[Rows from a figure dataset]
>>>>>
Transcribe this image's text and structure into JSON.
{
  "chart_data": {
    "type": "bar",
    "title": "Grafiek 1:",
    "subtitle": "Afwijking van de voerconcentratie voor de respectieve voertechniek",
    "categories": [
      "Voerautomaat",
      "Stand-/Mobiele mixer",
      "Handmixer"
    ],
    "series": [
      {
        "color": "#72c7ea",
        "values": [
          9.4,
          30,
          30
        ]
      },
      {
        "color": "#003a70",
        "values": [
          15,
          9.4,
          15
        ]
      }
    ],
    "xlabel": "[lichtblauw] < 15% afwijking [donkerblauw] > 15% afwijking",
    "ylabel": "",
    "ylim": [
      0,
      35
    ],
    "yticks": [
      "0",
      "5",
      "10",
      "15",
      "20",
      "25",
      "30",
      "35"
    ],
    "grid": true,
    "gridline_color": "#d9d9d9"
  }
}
<<<<<
## BRIEF
Repeat the data above exactly.

## FULL ANSWER
Transcribe this image's text and structure into JSON.
{
  "chart_data": {
    "type": "bar",
    "title": "Grafiek 1:",
    "subtitle": "Afwijking van de voerconcentratie voor de respectieve voertechniek",
    "categories": [
      "Voerautomaat",
      "Stand-/Mobiele mixer",
      "Handmixer"
    ],
    "series": [
      {
        "color": "#72c7ea",
        "values": [
          9.4,
          30,
          30
        ]
      },
      {
        "color": "#003a70",
        "values": [
          15,
          9.4,
          15
        ]
      }
    ],
    "xlabel": "[lichtblauw] < 15% afwijking [donkerblauw] > 15% afwijking",
    "ylabel": "",
    "ylim": [
      0,
      35
    ],
    "yticks": [
      "0",
      "5",
      "10",
      "15",
      "20",
      "25",
      "30",
      "35"
    ],
    "grid": true,
    "gridline_color": "#d9d9d9"
  }
}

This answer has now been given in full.